What is needed
Go through the material below and count the lines with the string "label"; the number is the whole answer.

============================================================

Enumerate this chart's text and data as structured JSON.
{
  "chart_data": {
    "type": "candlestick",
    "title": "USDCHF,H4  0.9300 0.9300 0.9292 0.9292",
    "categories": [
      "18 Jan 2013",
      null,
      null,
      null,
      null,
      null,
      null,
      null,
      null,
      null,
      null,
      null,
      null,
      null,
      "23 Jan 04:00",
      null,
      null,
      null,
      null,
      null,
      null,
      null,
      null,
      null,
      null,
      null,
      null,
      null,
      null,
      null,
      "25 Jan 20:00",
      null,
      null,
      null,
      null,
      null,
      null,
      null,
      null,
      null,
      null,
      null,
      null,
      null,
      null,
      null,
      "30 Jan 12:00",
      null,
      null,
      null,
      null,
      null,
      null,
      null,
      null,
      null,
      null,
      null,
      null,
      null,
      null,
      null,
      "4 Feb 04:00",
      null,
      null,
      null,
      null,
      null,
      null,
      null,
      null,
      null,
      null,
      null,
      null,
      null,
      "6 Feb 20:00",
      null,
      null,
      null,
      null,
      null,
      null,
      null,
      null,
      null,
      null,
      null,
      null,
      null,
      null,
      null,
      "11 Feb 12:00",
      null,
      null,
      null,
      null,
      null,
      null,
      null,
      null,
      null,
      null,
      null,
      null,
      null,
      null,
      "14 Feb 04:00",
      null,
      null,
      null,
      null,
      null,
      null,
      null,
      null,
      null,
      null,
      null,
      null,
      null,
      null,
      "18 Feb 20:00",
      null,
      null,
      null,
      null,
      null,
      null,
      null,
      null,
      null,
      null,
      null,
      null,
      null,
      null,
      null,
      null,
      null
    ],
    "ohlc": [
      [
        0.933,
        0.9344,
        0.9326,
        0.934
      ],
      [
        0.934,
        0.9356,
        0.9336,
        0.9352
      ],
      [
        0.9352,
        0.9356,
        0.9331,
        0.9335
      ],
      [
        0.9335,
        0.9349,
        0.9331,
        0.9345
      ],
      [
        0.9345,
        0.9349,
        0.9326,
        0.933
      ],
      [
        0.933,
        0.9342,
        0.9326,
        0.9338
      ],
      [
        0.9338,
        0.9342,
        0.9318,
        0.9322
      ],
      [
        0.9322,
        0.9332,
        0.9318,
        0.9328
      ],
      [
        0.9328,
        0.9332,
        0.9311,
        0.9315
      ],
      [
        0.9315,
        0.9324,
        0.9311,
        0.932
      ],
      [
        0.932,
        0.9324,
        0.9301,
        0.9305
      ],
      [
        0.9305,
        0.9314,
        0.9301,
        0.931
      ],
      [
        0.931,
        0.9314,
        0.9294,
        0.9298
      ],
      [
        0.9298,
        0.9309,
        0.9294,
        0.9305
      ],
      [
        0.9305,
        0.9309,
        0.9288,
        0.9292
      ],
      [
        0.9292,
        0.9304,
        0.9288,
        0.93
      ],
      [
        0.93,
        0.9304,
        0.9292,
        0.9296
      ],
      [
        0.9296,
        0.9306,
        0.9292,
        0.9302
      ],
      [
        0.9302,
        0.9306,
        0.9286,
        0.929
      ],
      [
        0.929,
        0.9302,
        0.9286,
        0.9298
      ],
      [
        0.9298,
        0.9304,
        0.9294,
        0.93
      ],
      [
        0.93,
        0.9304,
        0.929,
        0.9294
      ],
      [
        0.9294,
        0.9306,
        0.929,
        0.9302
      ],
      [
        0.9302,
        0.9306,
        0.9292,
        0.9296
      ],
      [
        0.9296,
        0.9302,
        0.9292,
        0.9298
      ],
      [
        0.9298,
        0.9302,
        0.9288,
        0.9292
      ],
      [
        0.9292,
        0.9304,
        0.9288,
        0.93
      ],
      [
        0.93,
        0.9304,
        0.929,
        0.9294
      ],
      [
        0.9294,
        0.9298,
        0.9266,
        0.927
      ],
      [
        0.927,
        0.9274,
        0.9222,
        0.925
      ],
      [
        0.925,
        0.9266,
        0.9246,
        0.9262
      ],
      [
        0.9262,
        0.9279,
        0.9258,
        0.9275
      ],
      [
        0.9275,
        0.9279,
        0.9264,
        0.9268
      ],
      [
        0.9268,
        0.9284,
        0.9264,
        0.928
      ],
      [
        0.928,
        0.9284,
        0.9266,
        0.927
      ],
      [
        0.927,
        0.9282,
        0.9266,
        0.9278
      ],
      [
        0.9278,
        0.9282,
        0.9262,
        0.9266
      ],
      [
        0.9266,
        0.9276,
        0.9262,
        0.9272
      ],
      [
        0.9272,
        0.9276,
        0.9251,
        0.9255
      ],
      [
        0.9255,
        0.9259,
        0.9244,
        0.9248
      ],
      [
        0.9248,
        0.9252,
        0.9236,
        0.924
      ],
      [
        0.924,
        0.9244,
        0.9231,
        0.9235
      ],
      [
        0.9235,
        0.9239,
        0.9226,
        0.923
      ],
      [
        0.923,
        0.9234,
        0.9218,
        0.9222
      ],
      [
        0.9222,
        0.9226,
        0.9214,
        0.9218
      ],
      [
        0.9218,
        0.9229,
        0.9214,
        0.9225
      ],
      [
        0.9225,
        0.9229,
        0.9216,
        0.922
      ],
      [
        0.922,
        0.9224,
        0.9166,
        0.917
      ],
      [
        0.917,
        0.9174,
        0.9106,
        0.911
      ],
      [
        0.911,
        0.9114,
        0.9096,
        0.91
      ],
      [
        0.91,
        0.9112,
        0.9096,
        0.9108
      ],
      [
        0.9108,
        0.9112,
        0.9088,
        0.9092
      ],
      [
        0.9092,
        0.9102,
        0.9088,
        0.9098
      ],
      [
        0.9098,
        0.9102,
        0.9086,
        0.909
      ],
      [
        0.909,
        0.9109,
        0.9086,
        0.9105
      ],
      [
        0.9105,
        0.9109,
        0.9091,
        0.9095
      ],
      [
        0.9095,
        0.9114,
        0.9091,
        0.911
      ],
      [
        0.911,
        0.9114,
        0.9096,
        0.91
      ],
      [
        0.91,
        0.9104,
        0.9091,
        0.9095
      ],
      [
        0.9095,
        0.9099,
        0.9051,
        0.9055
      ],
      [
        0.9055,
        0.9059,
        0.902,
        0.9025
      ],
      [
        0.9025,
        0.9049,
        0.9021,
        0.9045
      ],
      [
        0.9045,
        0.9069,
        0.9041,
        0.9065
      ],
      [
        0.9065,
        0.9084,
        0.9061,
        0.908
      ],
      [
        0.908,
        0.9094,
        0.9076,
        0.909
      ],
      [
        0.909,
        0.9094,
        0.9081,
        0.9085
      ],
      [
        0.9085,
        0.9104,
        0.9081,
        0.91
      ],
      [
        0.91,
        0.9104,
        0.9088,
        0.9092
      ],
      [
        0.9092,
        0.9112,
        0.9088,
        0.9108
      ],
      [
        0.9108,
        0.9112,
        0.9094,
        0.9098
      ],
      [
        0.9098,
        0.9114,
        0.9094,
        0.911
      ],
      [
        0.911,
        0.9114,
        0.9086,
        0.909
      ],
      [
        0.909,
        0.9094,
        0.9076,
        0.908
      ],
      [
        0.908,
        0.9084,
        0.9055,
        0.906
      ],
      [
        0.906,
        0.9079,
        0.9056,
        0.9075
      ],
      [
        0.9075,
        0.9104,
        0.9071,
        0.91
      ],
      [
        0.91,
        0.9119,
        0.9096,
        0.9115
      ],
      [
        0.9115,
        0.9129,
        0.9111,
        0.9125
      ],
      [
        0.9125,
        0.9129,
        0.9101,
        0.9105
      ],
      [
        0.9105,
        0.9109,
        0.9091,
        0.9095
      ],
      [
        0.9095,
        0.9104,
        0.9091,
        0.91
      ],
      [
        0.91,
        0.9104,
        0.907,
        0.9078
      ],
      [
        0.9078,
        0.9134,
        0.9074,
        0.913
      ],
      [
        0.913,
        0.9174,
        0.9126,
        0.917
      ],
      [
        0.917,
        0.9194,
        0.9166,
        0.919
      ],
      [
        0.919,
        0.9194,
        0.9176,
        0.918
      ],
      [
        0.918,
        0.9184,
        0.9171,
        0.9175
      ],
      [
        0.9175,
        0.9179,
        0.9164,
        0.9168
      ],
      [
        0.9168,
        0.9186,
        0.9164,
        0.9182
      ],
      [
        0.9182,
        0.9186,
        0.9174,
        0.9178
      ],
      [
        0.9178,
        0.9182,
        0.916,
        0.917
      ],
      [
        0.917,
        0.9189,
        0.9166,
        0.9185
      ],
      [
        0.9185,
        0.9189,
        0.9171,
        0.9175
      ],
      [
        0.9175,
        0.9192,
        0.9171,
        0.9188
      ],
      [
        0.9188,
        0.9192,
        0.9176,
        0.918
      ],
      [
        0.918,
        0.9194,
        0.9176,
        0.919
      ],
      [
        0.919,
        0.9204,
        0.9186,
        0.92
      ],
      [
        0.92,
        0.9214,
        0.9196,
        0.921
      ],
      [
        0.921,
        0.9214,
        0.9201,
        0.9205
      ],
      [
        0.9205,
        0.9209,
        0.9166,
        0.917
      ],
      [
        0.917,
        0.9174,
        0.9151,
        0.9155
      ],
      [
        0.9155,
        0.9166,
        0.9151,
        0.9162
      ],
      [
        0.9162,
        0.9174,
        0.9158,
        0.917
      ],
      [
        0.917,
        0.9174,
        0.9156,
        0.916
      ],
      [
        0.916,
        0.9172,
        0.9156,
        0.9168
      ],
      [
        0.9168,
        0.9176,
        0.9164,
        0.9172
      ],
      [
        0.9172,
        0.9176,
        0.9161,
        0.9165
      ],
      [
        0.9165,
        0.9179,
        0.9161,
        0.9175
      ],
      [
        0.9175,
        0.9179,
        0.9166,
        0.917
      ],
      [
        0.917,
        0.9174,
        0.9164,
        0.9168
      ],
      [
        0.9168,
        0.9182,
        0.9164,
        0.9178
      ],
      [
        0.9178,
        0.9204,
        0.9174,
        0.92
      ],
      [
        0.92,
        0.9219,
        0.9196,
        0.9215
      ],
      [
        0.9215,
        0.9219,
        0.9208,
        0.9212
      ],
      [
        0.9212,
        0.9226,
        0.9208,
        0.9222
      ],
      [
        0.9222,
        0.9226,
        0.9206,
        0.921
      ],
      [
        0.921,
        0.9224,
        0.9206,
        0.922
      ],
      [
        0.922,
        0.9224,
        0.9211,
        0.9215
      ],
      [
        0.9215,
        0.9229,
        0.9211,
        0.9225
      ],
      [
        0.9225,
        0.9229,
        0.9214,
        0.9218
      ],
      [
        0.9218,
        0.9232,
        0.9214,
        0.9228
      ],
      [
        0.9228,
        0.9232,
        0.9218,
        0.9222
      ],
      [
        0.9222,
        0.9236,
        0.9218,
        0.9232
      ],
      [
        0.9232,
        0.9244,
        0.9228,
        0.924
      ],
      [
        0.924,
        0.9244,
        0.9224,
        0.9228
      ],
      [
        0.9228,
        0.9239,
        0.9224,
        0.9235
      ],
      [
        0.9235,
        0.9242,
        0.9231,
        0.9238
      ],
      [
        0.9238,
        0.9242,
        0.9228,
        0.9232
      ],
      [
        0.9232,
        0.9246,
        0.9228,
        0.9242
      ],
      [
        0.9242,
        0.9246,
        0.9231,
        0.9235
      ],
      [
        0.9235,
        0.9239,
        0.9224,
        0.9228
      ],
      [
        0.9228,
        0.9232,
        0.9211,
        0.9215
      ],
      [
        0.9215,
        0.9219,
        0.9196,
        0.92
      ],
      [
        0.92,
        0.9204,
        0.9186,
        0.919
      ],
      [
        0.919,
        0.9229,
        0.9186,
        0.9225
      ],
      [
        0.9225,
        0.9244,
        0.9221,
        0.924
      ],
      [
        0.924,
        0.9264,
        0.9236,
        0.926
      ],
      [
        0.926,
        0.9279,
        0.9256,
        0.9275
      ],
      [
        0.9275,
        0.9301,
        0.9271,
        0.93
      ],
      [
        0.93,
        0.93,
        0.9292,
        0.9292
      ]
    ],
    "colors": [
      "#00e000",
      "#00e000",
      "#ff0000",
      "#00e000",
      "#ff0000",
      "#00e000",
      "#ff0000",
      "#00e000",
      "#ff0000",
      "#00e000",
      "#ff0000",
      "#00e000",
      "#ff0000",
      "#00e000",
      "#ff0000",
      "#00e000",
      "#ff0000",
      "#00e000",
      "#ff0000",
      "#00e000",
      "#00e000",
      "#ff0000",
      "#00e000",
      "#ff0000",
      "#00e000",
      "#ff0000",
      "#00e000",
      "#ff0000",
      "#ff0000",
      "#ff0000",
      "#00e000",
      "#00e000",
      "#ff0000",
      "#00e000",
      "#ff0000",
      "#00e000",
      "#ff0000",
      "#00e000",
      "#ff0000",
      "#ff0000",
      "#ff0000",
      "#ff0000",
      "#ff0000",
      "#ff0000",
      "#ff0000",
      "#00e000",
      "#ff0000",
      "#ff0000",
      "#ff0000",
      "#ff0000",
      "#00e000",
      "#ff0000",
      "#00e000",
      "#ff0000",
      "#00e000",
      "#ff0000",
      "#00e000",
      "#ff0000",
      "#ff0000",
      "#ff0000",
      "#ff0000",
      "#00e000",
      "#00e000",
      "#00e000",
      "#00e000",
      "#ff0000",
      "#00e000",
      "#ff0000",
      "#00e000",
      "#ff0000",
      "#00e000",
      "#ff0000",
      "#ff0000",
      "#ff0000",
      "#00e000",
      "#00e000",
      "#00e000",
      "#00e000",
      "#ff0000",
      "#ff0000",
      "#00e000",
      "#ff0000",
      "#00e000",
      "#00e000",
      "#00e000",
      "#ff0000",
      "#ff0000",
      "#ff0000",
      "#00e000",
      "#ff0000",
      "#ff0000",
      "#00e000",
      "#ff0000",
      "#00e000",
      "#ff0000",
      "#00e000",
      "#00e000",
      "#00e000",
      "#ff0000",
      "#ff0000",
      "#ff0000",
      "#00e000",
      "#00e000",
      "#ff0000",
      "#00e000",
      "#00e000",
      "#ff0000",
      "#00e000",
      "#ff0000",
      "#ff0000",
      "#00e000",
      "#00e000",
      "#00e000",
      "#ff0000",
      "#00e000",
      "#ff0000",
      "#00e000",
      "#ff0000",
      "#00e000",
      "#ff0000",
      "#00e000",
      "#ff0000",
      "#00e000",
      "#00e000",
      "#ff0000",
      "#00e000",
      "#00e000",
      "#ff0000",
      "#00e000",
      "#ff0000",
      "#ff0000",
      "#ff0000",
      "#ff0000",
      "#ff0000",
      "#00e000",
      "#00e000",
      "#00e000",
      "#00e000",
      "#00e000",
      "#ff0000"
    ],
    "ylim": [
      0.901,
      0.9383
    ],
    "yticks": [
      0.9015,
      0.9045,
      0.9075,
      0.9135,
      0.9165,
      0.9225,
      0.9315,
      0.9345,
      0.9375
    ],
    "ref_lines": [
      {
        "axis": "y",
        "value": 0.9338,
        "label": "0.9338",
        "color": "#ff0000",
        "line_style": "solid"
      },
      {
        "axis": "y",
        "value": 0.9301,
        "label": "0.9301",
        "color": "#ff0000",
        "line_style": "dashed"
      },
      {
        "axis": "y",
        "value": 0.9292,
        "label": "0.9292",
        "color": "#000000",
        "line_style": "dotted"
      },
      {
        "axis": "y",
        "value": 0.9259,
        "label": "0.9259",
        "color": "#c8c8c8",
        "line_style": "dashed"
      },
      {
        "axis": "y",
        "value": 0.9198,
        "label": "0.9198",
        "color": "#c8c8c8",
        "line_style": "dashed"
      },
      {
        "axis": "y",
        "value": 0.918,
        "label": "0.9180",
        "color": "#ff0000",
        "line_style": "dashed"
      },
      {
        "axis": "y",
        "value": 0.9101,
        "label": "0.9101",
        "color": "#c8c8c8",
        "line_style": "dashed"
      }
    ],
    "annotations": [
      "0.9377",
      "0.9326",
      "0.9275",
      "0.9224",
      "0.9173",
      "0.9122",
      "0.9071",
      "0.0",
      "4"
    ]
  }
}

============================================================

Full output
7